[Stored dataset items]

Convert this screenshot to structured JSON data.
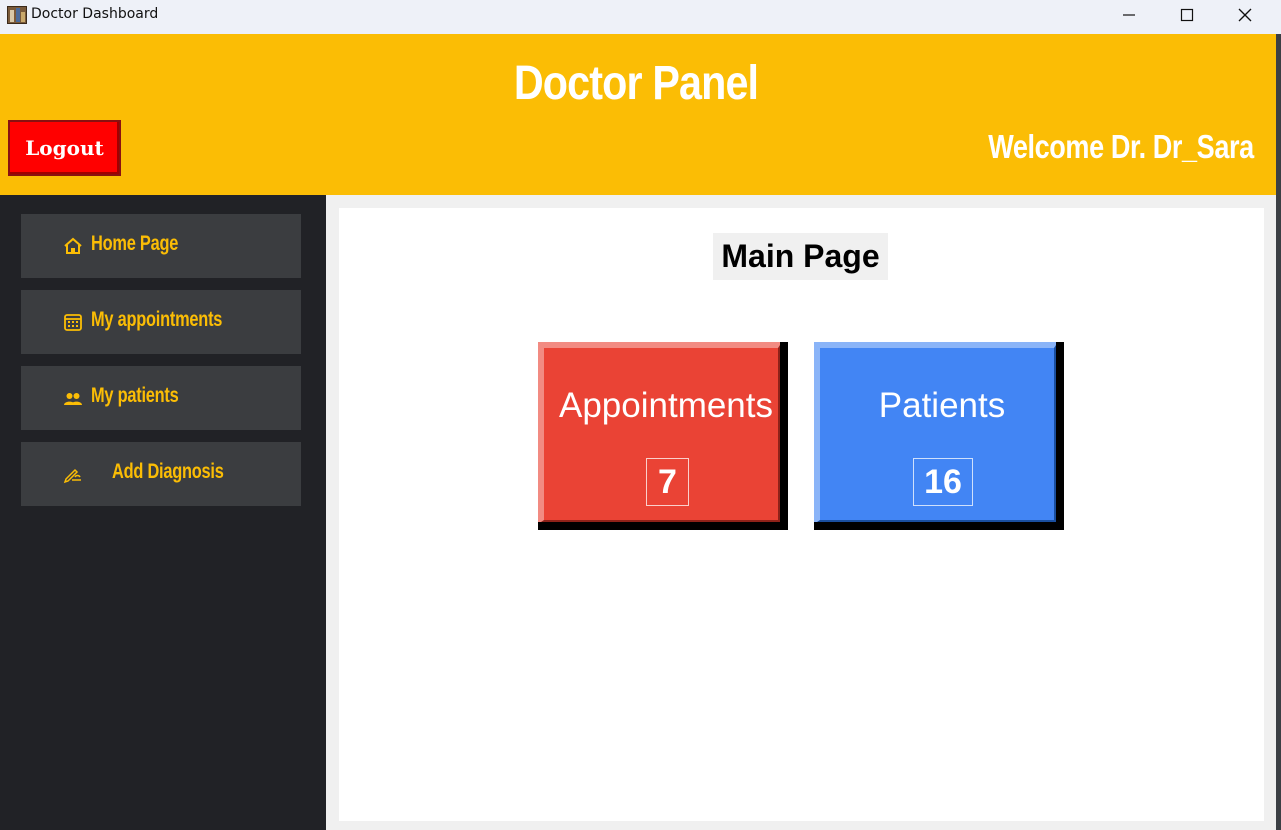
{
  "window": {
    "title": "Doctor Dashboard"
  },
  "header": {
    "title": "Doctor Panel",
    "logout_label": "Logout",
    "welcome_text": "Welcome Dr. Dr_Sara",
    "background_color": "#fbbd05"
  },
  "sidebar": {
    "items": [
      {
        "label": "Home Page",
        "icon": "home-icon"
      },
      {
        "label": "My appointments",
        "icon": "calendar-icon"
      },
      {
        "label": "My patients",
        "icon": "users-icon"
      },
      {
        "label": "Add Diagnosis",
        "icon": "writing-hand-icon"
      }
    ],
    "accent_color": "#fbbd05"
  },
  "main": {
    "title": "Main Page",
    "cards": [
      {
        "label": "Appointments",
        "count": "7",
        "color": "#ea4335"
      },
      {
        "label": "Patients",
        "count": "16",
        "color": "#4285f4"
      }
    ]
  }
}
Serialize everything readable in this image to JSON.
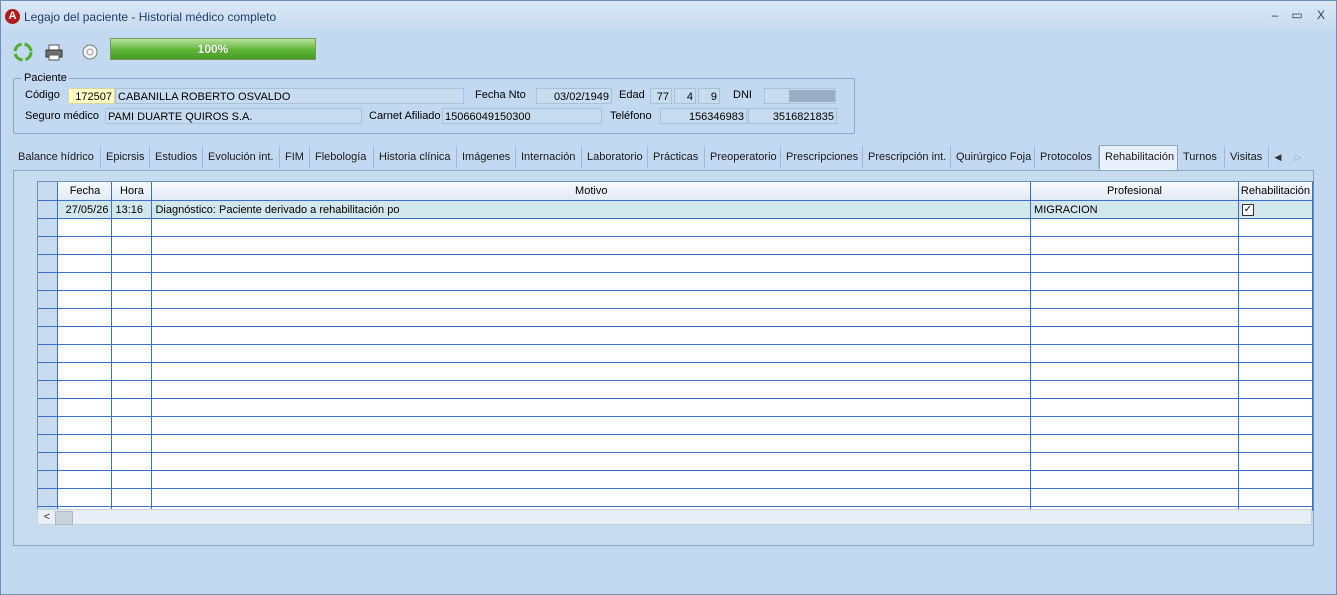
{
  "window": {
    "title": "Legajo del paciente - Historial médico completo",
    "app_icon_letter": "A",
    "minimize": "–",
    "maximize": "▭",
    "close": "X"
  },
  "toolbar": {
    "refresh_icon": "refresh-icon",
    "print_icon": "printer-icon",
    "emblem_icon": "emblem-icon",
    "progress": {
      "value": 1.0,
      "text": "100%"
    }
  },
  "patient": {
    "group_title": "Paciente",
    "codigo_label": "Código",
    "codigo": "172507",
    "nombre": "CABANILLA ROBERTO OSVALDO",
    "fecha_nto_label": "Fecha Nto",
    "fecha_nto": "03/02/1949",
    "edad_label": "Edad",
    "edad_anios": "77",
    "edad_meses": "4",
    "edad_dias": "9",
    "dni_label": "DNI",
    "dni": "",
    "seguro_label": "Seguro médico",
    "seguro": "PAMI DUARTE QUIROS S.A.",
    "carnet_label": "Carnet Afiliado",
    "carnet": "15066049150300",
    "telefono_label": "Teléfono",
    "telefono1": "156346983",
    "telefono2": "3516821835"
  },
  "tabs": [
    {
      "label": "Balance hídrico"
    },
    {
      "label": "Epicrsis"
    },
    {
      "label": "Estudios"
    },
    {
      "label": "Evolución int."
    },
    {
      "label": "FIM"
    },
    {
      "label": "Flebología"
    },
    {
      "label": "Historia clínica"
    },
    {
      "label": "Imágenes"
    },
    {
      "label": "Internación"
    },
    {
      "label": "Laboratorio"
    },
    {
      "label": "Prácticas"
    },
    {
      "label": "Preoperatorio"
    },
    {
      "label": "Prescripciones"
    },
    {
      "label": "Prescripción int."
    },
    {
      "label": "Quirúrgico Foja"
    },
    {
      "label": "Protocolos"
    },
    {
      "label": "Rehabilitación"
    },
    {
      "label": "Turnos"
    },
    {
      "label": "Visitas"
    }
  ],
  "active_tab": "Rehabilitación",
  "grid": {
    "columns": [
      "Fecha",
      "Hora",
      "Motivo",
      "Profesional",
      "Rehabilitación"
    ],
    "rows": [
      {
        "fecha": "27/05/26",
        "hora": "13:16",
        "motivo": "Diagnóstico: Paciente derivado a rehabilitación po",
        "profesional": "MIGRACION",
        "rehabilitacion": true
      }
    ]
  }
}
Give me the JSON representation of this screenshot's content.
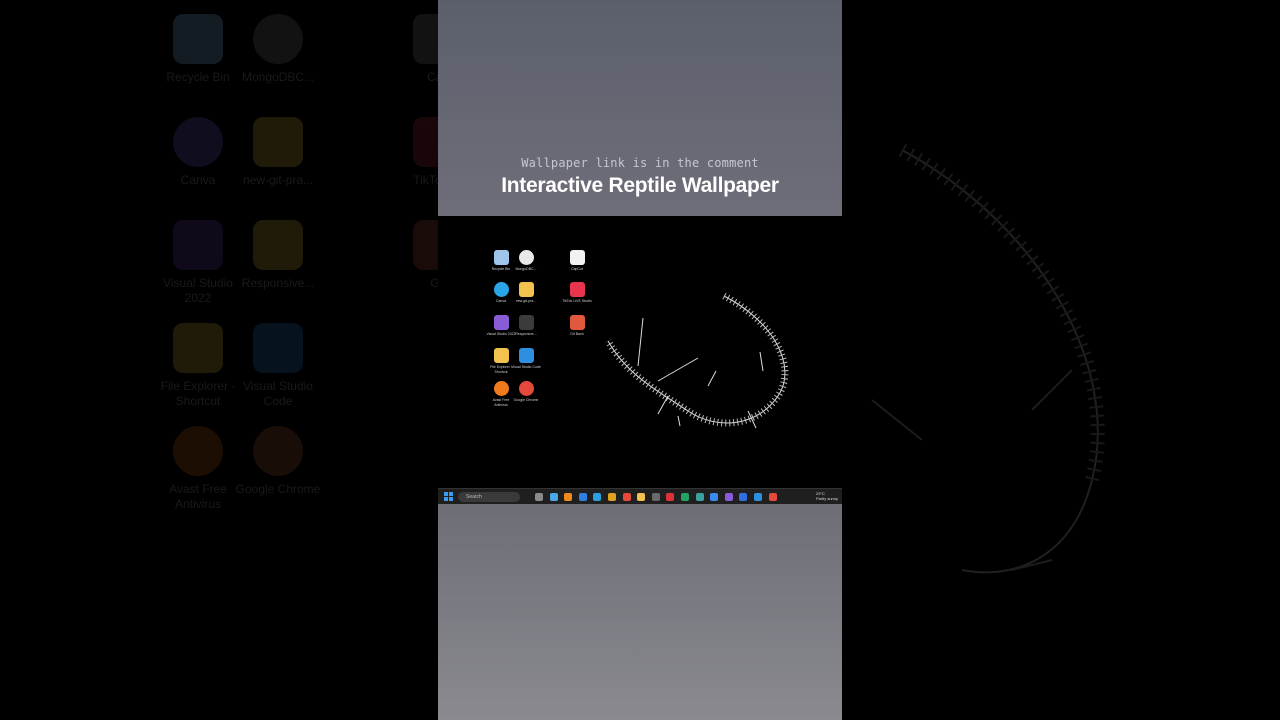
{
  "overlay": {
    "subtitle": "Wallpaper link is in the comment",
    "title": "Interactive Reptile Wallpaper"
  },
  "background_icons": [
    {
      "label": "Recycle Bin",
      "icon": "recycle-bin-icon"
    },
    {
      "label": "MongoDBC...",
      "icon": "mongodb-icon"
    },
    {
      "label": "Cap",
      "icon": "capcut-icon"
    },
    {
      "label": "Canva",
      "icon": "canva-icon"
    },
    {
      "label": "new-git-pra...",
      "icon": "folder-icon"
    },
    {
      "label": "TikTo Stu",
      "icon": "tiktok-icon"
    },
    {
      "label": "Visual Studio 2022",
      "icon": "visual-studio-icon"
    },
    {
      "label": "Responsive...",
      "icon": "folder-icon"
    },
    {
      "label": "Git",
      "icon": "git-icon"
    },
    {
      "label": "File Explorer - Shortcut",
      "icon": "file-explorer-icon"
    },
    {
      "label": "Visual Studio Code",
      "icon": "vscode-icon"
    },
    {
      "label": "Avast Free Antivirus",
      "icon": "avast-icon"
    },
    {
      "label": "Google Chrome",
      "icon": "chrome-icon"
    }
  ],
  "desktop_icons": [
    {
      "label": "Recycle Bin",
      "icon": "recycle-bin-icon",
      "color": "#9fc6ea"
    },
    {
      "label": "MongoDBC...",
      "icon": "mongodb-icon",
      "color": "#e8e8e8"
    },
    {
      "label": "CapCut",
      "icon": "capcut-icon",
      "color": "#f2f2f2"
    },
    {
      "label": "Canva",
      "icon": "canva-icon",
      "color": "#2aa5e8"
    },
    {
      "label": "new-git-pra...",
      "icon": "folder-icon",
      "color": "#f2c14e"
    },
    {
      "label": "TikTok LIVE Studio",
      "icon": "tiktok-icon",
      "color": "#e8344c"
    },
    {
      "label": "Visual Studio 2022",
      "icon": "visual-studio-icon",
      "color": "#8a5bd6"
    },
    {
      "label": "Responsive...",
      "icon": "folder-icon",
      "color": "#3b3b3b"
    },
    {
      "label": "Git Bash",
      "icon": "git-icon",
      "color": "#e0593c"
    },
    {
      "label": "File Explorer - Shortcut",
      "icon": "file-explorer-icon",
      "color": "#f2c14e"
    },
    {
      "label": "Visual Studio Code",
      "icon": "vscode-icon",
      "color": "#2c8fe0"
    },
    {
      "label": "Avast Free Antivirus",
      "icon": "avast-icon",
      "color": "#f07a1c"
    },
    {
      "label": "Google Chrome",
      "icon": "chrome-icon",
      "color": "#e5493a"
    }
  ],
  "taskbar": {
    "search_placeholder": "Search",
    "weather": "29°C",
    "weather_desc": "Partly sunny",
    "apps": [
      {
        "icon": "file-icon",
        "color": "#8a8a8a"
      },
      {
        "icon": "copilot-icon",
        "color": "#4aa8e8"
      },
      {
        "icon": "vlc-icon",
        "color": "#f08a1c"
      },
      {
        "icon": "store-icon",
        "color": "#2f7fe0"
      },
      {
        "icon": "edge-icon",
        "color": "#2aa0e0"
      },
      {
        "icon": "app-icon",
        "color": "#e0a020"
      },
      {
        "icon": "chrome-icon",
        "color": "#e5493a"
      },
      {
        "icon": "folder-icon",
        "color": "#f2c14e"
      },
      {
        "icon": "media-icon",
        "color": "#6a6a6a"
      },
      {
        "icon": "opera-icon",
        "color": "#e0303a"
      },
      {
        "icon": "excel-icon",
        "color": "#21a366"
      },
      {
        "icon": "app-icon",
        "color": "#3aa0a0"
      },
      {
        "icon": "messenger-icon",
        "color": "#3a8af0"
      },
      {
        "icon": "visual-studio-icon",
        "color": "#8a5bd6"
      },
      {
        "icon": "facebook-icon",
        "color": "#2f6fe0"
      },
      {
        "icon": "vscode-icon",
        "color": "#2c8fe0"
      },
      {
        "icon": "chrome-icon",
        "color": "#e5493a"
      }
    ]
  }
}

### ACTIVITY:
Your answer must be an exact copy of the records, minus any pictures.

### EXERCISE OUTPUT:
Convert this screenshot to structured JSON data.
{
  "window": {
    "title": "Doctor Dashboard"
  },
  "header": {
    "title": "Doctor Panel",
    "logout_label": "Logout",
    "welcome_text": "Welcome Dr. Dr_Sara",
    "background_color": "#fbbd05"
  },
  "sidebar": {
    "items": [
      {
        "label": "Home Page",
        "icon": "home-icon"
      },
      {
        "label": "My appointments",
        "icon": "calendar-icon"
      },
      {
        "label": "My patients",
        "icon": "users-icon"
      },
      {
        "label": "Add Diagnosis",
        "icon": "writing-hand-icon"
      }
    ],
    "accent_color": "#fbbd05"
  },
  "main": {
    "title": "Main Page",
    "cards": [
      {
        "label": "Appointments",
        "count": "7",
        "color": "#ea4335"
      },
      {
        "label": "Patients",
        "count": "16",
        "color": "#4285f4"
      }
    ]
  }
}
Serialize everything readable in this image to JSON.
{
  "window": {
    "title": "Legajo del paciente - Historial médico completo",
    "app_icon_letter": "A",
    "minimize": "–",
    "maximize": "▭",
    "close": "X"
  },
  "toolbar": {
    "refresh_icon": "refresh-icon",
    "print_icon": "printer-icon",
    "emblem_icon": "emblem-icon",
    "progress": {
      "value": 1.0,
      "text": "100%"
    }
  },
  "patient": {
    "group_title": "Paciente",
    "codigo_label": "Código",
    "codigo": "172507",
    "nombre": "CABANILLA ROBERTO OSVALDO",
    "fecha_nto_label": "Fecha Nto",
    "fecha_nto": "03/02/1949",
    "edad_label": "Edad",
    "edad_anios": "77",
    "edad_meses": "4",
    "edad_dias": "9",
    "dni_label": "DNI",
    "dni": "",
    "seguro_label": "Seguro médico",
    "seguro": "PAMI DUARTE QUIROS S.A.",
    "carnet_label": "Carnet Afiliado",
    "carnet": "15066049150300",
    "telefono_label": "Teléfono",
    "telefono1": "156346983",
    "telefono2": "3516821835"
  },
  "tabs": [
    {
      "label": "Balance hídrico"
    },
    {
      "label": "Epicrsis"
    },
    {
      "label": "Estudios"
    },
    {
      "label": "Evolución int."
    },
    {
      "label": "FIM"
    },
    {
      "label": "Flebología"
    },
    {
      "label": "Historia clínica"
    },
    {
      "label": "Imágenes"
    },
    {
      "label": "Internación"
    },
    {
      "label": "Laboratorio"
    },
    {
      "label": "Prácticas"
    },
    {
      "label": "Preoperatorio"
    },
    {
      "label": "Prescripciones"
    },
    {
      "label": "Prescripción int."
    },
    {
      "label": "Quirúrgico Foja"
    },
    {
      "label": "Protocolos"
    },
    {
      "label": "Rehabilitación"
    },
    {
      "label": "Turnos"
    },
    {
      "label": "Visitas"
    }
  ],
  "active_tab": "Rehabilitación",
  "grid": {
    "columns": [
      "Fecha",
      "Hora",
      "Motivo",
      "Profesional",
      "Rehabilitación"
    ],
    "rows": [
      {
        "fecha": "27/05/26",
        "hora": "13:16",
        "motivo": "Diagnóstico: Paciente derivado a rehabilitación po",
        "profesional": "MIGRACION",
        "rehabilitacion": true
      }
    ]
  }
}
Give me the JSON representation of this screenshot's content.
{
  "overlay": {
    "subtitle": "Wallpaper link is in the comment",
    "title": "Interactive Reptile Wallpaper"
  },
  "background_icons": [
    {
      "label": "Recycle Bin",
      "icon": "recycle-bin-icon"
    },
    {
      "label": "MongoDBC...",
      "icon": "mongodb-icon"
    },
    {
      "label": "Cap",
      "icon": "capcut-icon"
    },
    {
      "label": "Canva",
      "icon": "canva-icon"
    },
    {
      "label": "new-git-pra...",
      "icon": "folder-icon"
    },
    {
      "label": "TikTo Stu",
      "icon": "tiktok-icon"
    },
    {
      "label": "Visual Studio 2022",
      "icon": "visual-studio-icon"
    },
    {
      "label": "Responsive...",
      "icon": "folder-icon"
    },
    {
      "label": "Git",
      "icon": "git-icon"
    },
    {
      "label": "File Explorer - Shortcut",
      "icon": "file-explorer-icon"
    },
    {
      "label": "Visual Studio Code",
      "icon": "vscode-icon"
    },
    {
      "label": "Avast Free Antivirus",
      "icon": "avast-icon"
    },
    {
      "label": "Google Chrome",
      "icon": "chrome-icon"
    }
  ],
  "desktop_icons": [
    {
      "label": "Recycle Bin",
      "icon": "recycle-bin-icon",
      "color": "#9fc6ea"
    },
    {
      "label": "MongoDBC...",
      "icon": "mongodb-icon",
      "color": "#e8e8e8"
    },
    {
      "label": "CapCut",
      "icon": "capcut-icon",
      "color": "#f2f2f2"
    },
    {
      "label": "Canva",
      "icon": "canva-icon",
      "color": "#2aa5e8"
    },
    {
      "label": "new-git-pra...",
      "icon": "folder-icon",
      "color": "#f2c14e"
    },
    {
      "label": "TikTok LIVE Studio",
      "icon": "tiktok-icon",
      "color": "#e8344c"
    },
    {
      "label": "Visual Studio 2022",
      "icon": "visual-studio-icon",
      "color": "#8a5bd6"
    },
    {
      "label": "Responsive...",
      "icon": "folder-icon",
      "color": "#3b3b3b"
    },
    {
      "label": "Git Bash",
      "icon": "git-icon",
      "color": "#e0593c"
    },
    {
      "label": "File Explorer - Shortcut",
      "icon": "file-explorer-icon",
      "color": "#f2c14e"
    },
    {
      "label": "Visual Studio Code",
      "icon": "vscode-icon",
      "color": "#2c8fe0"
    },
    {
      "label": "Avast Free Antivirus",
      "icon": "avast-icon",
      "color": "#f07a1c"
    },
    {
      "label": "Google Chrome",
      "icon": "chrome-icon",
      "color": "#e5493a"
    }
  ],
  "taskbar": {
    "search_placeholder": "Search",
    "weather": "29°C",
    "weather_desc": "Partly sunny",
    "apps": [
      {
        "icon": "file-icon",
        "color": "#8a8a8a"
      },
      {
        "icon": "copilot-icon",
        "color": "#4aa8e8"
      },
      {
        "icon": "vlc-icon",
        "color": "#f08a1c"
      },
      {
        "icon": "store-icon",
        "color": "#2f7fe0"
      },
      {
        "icon": "edge-icon",
        "color": "#2aa0e0"
      },
      {
        "icon": "app-icon",
        "color": "#e0a020"
      },
      {
        "icon": "chrome-icon",
        "color": "#e5493a"
      },
      {
        "icon": "folder-icon",
        "color": "#f2c14e"
      },
      {
        "icon": "media-icon",
        "color": "#6a6a6a"
      },
      {
        "icon": "opera-icon",
        "color": "#e0303a"
      },
      {
        "icon": "excel-icon",
        "color": "#21a366"
      },
      {
        "icon": "app-icon",
        "color": "#3aa0a0"
      },
      {
        "icon": "messenger-icon",
        "color": "#3a8af0"
      },
      {
        "icon": "visual-studio-icon",
        "color": "#8a5bd6"
      },
      {
        "icon": "facebook-icon",
        "color": "#2f6fe0"
      },
      {
        "icon": "vscode-icon",
        "color": "#2c8fe0"
      },
      {
        "icon": "chrome-icon",
        "color": "#e5493a"
      }
    ]
  }
}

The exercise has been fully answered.